╭──

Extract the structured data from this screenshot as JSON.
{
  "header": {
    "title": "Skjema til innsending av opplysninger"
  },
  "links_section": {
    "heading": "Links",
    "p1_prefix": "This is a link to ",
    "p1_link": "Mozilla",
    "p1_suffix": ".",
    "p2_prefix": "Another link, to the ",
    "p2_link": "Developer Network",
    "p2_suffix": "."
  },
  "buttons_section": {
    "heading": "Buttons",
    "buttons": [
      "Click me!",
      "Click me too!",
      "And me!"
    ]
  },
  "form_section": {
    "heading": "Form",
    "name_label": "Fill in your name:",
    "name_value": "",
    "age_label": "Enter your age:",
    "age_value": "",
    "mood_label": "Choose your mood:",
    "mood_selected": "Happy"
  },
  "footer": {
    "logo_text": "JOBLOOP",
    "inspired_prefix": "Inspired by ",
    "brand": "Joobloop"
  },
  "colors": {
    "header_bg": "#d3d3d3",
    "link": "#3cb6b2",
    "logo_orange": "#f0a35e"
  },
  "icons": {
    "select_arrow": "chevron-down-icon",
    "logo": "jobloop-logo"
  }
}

╰──

WHAT THE TASK ASKS - Find all lines where the word "heading" appears. Copy them.

OUTPUT BELOW -
    "heading": "Links",
    "heading": "Buttons",
    "heading": "Form",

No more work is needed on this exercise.